▶ Directions for this task: Set each record down exactly, excluding all images.

▶ Recorded data:

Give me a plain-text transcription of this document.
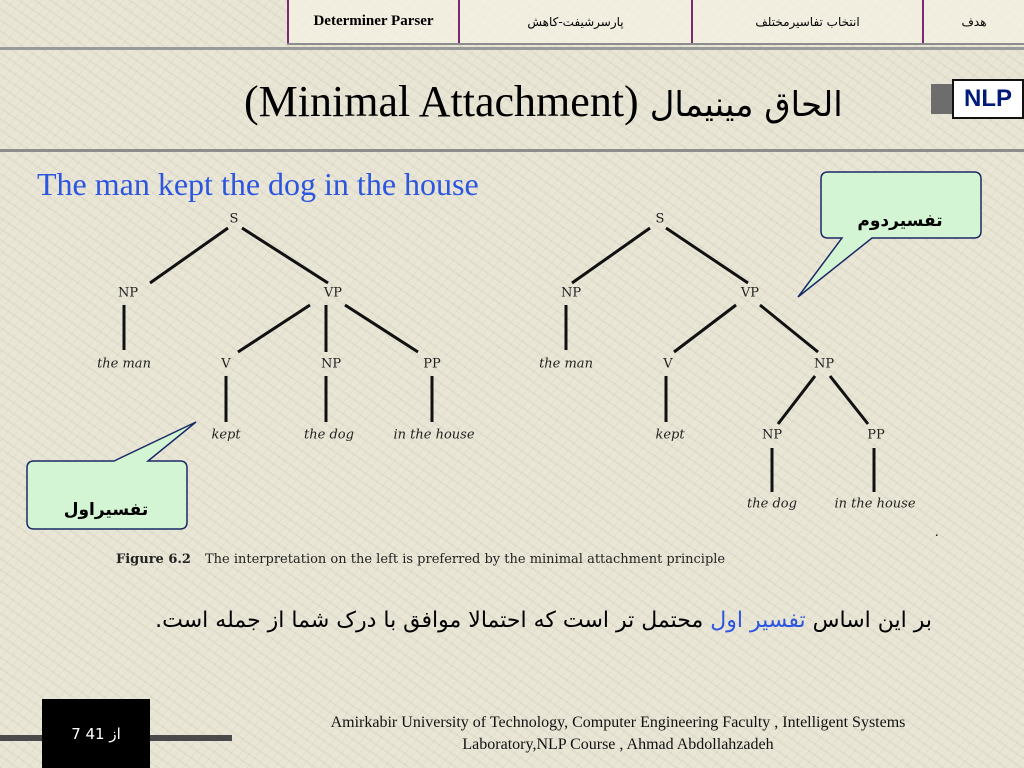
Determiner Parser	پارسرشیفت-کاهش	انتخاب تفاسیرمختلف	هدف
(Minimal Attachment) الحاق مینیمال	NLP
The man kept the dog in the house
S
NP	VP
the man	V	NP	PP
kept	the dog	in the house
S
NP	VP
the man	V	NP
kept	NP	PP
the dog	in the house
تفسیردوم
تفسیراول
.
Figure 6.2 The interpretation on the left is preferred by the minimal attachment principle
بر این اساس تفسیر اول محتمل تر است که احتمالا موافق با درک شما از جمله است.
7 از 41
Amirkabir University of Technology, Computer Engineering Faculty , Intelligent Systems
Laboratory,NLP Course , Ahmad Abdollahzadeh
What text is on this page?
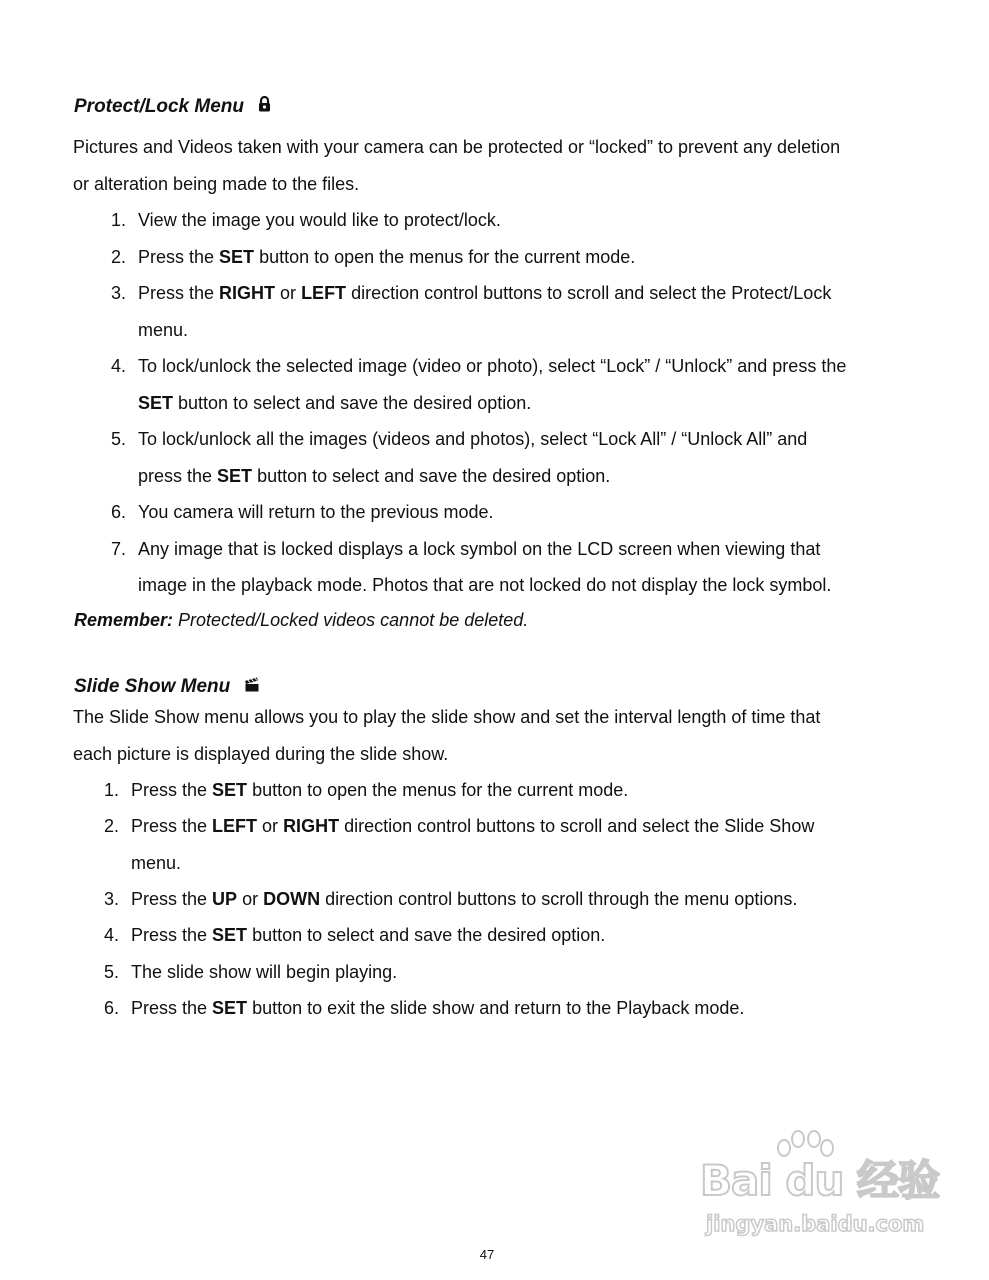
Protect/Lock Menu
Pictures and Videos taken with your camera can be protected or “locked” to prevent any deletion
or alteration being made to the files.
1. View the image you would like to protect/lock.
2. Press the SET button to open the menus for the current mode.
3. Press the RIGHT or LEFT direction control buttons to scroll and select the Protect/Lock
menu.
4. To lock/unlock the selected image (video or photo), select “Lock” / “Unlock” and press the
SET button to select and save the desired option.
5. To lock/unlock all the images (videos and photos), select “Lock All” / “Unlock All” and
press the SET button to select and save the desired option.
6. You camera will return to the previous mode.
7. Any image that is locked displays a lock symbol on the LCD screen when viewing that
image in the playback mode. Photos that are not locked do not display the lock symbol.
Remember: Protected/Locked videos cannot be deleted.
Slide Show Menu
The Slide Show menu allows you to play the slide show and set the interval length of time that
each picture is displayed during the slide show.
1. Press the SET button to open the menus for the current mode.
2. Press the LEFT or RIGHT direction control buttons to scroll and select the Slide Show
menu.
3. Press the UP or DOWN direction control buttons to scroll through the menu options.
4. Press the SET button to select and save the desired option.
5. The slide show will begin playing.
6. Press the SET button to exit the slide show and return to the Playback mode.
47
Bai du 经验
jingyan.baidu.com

▶ Solution to this exercise:
Give me a plain-text transcription of this document.
Determiner Parser	پارسرشیفت-کاهش	انتخاب تفاسیرمختلف	هدف
(Minimal Attachment) الحاق مینیمال	NLP
The man kept the dog in the house
S
NP	VP
the man	V	NP	PP
kept	the dog	in the house
S
NP	VP
the man	V	NP
kept	NP	PP
the dog	in the house
تفسیردوم
تفسیراول
.
Figure 6.2 The interpretation on the left is preferred by the minimal attachment principle
بر این اساس تفسیر اول محتمل تر است که احتمالا موافق با درک شما از جمله است.
7 از 41
Amirkabir University of Technology, Computer Engineering Faculty , Intelligent Systems
Laboratory,NLP Course , Ahmad Abdollahzadeh
What text is on this page?
Protect/Lock Menu
Pictures and Videos taken with your camera can be protected or “locked” to prevent any deletion
or alteration being made to the files.
1. View the image you would like to protect/lock.
2. Press the SET button to open the menus for the current mode.
3. Press the RIGHT or LEFT direction control buttons to scroll and select the Protect/Lock
menu.
4. To lock/unlock the selected image (video or photo), select “Lock” / “Unlock” and press the
SET button to select and save the desired option.
5. To lock/unlock all the images (videos and photos), select “Lock All” / “Unlock All” and
press the SET button to select and save the desired option.
6. You camera will return to the previous mode.
7. Any image that is locked displays a lock symbol on the LCD screen when viewing that
image in the playback mode. Photos that are not locked do not display the lock symbol.
Remember: Protected/Locked videos cannot be deleted.
Slide Show Menu
The Slide Show menu allows you to play the slide show and set the interval length of time that
each picture is displayed during the slide show.
1. Press the SET button to open the menus for the current mode.
2. Press the LEFT or RIGHT direction control buttons to scroll and select the Slide Show
menu.
3. Press the UP or DOWN direction control buttons to scroll through the menu options.
4. Press the SET button to select and save the desired option.
5. The slide show will begin playing.
6. Press the SET button to exit the slide show and return to the Playback mode.
47
Bai du 经验
jingyan.baidu.com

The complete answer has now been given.